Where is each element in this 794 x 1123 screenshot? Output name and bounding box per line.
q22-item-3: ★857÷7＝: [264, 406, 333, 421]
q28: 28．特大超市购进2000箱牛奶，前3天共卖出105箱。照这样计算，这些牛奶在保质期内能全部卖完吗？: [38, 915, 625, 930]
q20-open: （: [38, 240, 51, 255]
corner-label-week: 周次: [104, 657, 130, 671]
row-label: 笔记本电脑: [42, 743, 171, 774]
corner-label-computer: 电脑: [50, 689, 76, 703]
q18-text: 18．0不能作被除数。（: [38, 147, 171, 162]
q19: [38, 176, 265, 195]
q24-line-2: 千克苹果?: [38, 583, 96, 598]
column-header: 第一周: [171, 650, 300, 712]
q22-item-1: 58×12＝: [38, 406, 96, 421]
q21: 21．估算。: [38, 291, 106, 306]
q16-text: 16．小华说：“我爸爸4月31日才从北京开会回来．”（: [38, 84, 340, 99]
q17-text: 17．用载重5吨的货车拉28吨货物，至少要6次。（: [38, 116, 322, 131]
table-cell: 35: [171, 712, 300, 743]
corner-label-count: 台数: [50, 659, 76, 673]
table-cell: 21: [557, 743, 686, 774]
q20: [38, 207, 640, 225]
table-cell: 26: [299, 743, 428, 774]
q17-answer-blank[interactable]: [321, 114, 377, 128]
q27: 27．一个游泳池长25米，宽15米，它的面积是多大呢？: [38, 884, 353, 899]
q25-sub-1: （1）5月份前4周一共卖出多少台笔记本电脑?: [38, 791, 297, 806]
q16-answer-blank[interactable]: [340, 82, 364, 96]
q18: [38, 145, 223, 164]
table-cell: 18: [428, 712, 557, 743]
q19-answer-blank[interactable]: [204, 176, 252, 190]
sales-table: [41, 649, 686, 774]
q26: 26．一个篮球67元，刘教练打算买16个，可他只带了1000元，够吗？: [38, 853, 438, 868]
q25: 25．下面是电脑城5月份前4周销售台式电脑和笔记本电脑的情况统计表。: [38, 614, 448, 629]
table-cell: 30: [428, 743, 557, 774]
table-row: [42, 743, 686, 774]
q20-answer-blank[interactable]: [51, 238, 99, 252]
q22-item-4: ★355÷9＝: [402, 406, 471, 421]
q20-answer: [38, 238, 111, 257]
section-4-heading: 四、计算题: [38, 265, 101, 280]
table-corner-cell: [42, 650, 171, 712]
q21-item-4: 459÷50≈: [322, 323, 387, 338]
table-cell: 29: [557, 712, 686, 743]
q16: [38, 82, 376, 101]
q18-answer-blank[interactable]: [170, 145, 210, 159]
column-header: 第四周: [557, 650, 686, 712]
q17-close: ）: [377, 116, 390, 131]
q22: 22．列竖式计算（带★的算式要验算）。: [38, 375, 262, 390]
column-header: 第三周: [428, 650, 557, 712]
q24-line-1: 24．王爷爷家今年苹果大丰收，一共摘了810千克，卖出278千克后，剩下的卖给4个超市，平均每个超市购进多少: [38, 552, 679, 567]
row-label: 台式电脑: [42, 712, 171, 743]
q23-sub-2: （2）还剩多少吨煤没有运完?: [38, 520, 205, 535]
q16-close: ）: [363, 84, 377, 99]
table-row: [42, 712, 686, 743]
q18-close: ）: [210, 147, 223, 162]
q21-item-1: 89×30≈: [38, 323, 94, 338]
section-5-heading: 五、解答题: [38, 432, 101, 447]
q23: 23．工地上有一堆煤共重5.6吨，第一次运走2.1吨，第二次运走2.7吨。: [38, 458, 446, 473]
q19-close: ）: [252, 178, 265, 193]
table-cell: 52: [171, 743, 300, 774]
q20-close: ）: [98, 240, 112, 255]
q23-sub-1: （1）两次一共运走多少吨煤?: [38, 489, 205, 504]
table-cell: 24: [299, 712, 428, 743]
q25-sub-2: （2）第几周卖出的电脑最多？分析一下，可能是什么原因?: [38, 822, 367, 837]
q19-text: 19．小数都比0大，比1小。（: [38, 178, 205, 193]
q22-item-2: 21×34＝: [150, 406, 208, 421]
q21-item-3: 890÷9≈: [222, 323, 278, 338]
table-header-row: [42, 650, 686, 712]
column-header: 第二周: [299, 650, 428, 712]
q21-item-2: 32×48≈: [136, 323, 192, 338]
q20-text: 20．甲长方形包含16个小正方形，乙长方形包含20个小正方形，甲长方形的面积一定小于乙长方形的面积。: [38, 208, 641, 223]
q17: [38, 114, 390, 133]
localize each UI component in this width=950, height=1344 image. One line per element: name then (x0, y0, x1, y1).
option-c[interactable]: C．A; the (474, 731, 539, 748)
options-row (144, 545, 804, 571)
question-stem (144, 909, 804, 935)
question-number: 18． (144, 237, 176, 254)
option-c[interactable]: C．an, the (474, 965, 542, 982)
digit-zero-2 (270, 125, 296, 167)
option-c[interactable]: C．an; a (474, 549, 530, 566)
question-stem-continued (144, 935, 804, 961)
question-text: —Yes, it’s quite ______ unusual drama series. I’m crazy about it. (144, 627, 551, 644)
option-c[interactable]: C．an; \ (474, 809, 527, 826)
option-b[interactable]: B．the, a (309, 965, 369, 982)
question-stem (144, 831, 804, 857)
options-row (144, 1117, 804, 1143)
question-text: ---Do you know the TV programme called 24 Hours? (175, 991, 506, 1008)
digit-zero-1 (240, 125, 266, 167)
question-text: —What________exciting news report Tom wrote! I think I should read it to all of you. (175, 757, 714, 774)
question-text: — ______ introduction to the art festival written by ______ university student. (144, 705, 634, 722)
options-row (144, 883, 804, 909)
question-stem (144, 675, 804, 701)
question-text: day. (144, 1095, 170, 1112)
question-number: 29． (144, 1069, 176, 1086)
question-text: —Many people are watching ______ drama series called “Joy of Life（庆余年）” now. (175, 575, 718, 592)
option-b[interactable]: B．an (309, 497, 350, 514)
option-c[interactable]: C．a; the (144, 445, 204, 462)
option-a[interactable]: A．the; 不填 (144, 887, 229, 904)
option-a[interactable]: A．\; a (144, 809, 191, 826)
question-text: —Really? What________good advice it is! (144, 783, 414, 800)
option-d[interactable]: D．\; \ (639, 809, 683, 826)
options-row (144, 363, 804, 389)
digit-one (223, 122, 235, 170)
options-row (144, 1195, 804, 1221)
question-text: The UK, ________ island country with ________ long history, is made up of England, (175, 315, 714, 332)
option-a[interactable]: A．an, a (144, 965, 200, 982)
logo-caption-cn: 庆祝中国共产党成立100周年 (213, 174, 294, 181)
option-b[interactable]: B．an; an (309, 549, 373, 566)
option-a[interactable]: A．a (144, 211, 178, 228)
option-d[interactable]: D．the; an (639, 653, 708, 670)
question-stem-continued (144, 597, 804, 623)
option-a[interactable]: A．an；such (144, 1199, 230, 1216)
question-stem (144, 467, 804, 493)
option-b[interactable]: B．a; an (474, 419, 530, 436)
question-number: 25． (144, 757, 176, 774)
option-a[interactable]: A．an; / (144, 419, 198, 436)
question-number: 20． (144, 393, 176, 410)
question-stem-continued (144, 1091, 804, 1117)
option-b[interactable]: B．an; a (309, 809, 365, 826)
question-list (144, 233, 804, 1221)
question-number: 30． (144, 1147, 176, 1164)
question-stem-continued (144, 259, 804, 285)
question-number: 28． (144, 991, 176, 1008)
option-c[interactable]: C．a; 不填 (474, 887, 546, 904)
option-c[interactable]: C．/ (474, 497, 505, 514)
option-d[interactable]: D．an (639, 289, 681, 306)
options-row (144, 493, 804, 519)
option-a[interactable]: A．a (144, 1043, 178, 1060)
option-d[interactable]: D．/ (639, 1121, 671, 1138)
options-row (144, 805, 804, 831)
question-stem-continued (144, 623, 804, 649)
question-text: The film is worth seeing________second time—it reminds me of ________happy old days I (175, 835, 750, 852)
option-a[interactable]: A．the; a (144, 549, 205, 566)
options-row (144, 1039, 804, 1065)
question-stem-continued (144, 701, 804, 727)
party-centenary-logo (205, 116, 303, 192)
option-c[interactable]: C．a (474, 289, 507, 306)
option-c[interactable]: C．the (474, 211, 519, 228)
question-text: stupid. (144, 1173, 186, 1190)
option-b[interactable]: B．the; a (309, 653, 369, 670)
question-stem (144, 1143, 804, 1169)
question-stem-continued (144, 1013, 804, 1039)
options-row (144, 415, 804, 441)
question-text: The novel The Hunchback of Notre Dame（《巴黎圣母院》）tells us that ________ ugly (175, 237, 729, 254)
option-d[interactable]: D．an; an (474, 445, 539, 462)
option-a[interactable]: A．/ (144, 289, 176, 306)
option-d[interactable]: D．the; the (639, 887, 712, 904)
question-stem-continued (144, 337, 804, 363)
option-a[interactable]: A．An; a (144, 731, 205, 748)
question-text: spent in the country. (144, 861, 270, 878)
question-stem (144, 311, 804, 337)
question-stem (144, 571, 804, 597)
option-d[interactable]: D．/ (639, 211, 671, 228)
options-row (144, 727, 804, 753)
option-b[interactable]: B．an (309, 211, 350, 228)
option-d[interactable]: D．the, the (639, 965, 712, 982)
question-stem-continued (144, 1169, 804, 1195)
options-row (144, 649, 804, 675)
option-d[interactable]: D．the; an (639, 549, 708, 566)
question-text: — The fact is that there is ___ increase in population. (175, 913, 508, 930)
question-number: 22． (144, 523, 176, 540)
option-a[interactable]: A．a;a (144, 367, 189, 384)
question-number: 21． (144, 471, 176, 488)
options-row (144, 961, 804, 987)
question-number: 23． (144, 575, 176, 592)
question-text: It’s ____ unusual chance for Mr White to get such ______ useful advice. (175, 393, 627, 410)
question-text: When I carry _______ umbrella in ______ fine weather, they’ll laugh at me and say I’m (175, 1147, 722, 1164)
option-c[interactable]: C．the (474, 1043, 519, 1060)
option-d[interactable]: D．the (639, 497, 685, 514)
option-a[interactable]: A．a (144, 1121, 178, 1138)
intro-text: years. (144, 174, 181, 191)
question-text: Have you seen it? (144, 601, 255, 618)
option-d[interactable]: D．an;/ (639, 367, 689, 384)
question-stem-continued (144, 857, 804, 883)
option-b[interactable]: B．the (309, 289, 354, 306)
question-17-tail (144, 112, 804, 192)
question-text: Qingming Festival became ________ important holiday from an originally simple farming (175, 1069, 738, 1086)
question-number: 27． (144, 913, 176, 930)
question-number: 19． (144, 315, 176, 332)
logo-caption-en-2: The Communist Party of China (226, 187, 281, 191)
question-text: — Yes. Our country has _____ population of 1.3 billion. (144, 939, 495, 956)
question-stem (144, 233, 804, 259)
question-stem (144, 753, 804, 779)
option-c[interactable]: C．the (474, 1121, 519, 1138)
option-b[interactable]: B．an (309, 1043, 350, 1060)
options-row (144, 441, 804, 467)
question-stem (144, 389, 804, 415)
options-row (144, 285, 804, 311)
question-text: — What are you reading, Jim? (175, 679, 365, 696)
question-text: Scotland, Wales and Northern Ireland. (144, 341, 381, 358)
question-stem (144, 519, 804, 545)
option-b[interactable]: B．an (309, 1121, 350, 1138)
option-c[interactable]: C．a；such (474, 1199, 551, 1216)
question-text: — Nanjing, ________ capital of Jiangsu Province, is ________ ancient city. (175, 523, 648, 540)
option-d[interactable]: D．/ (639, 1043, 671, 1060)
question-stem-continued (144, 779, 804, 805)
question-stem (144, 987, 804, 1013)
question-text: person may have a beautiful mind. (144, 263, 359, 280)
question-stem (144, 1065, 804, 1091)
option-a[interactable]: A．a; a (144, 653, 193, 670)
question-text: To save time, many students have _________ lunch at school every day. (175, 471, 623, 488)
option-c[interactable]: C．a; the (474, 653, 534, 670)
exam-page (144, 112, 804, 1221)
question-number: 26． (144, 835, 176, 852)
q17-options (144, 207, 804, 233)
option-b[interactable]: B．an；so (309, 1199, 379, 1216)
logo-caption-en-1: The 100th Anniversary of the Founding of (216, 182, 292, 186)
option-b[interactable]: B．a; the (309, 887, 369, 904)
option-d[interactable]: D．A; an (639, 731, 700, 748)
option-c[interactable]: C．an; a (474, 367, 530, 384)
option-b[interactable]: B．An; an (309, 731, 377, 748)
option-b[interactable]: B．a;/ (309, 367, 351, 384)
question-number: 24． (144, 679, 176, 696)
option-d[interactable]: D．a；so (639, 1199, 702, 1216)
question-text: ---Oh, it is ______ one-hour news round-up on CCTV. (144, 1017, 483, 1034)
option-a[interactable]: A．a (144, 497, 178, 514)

> [EXERCISE TASK]
Convert the data into a numbered list of lines, starting at the first line and ending after the line that contains "q17-text: 17．用载重5吨的货车拉28吨货物，至少要6次。（: [38, 116, 322, 131]". Omit any blank lines.

> [FINISHED ANSWER]
1. Where is each element in this 794 x 1123 screenshot? Output name and bounding box per line.
2. q22-item-3: ★857÷7＝: [264, 406, 333, 421]
3. q28: 28．特大超市购进2000箱牛奶，前3天共卖出105箱。照这样计算，这些牛奶在保质期内能全部卖完吗？: [38, 915, 625, 930]
4. q20-open: （: [38, 240, 51, 255]
5. corner-label-week: 周次: [104, 657, 130, 671]
6. row-label: 笔记本电脑: [42, 743, 171, 774]
7. corner-label-computer: 电脑: [50, 689, 76, 703]
8. q18-text: 18．0不能作被除数。（: [38, 147, 171, 162]
9. q19: [38, 176, 265, 195]
10. q24-line-2: 千克苹果?: [38, 583, 96, 598]
11. column-header: 第一周: [171, 650, 300, 712]
12. q22-item-1: 58×12＝: [38, 406, 96, 421]
13. q21: 21．估算。: [38, 291, 106, 306]
14. q16-text: 16．小华说：“我爸爸4月31日才从北京开会回来．”（: [38, 84, 340, 99]
15. q17-text: 17．用载重5吨的货车拉28吨货物，至少要6次。（: [38, 116, 322, 131]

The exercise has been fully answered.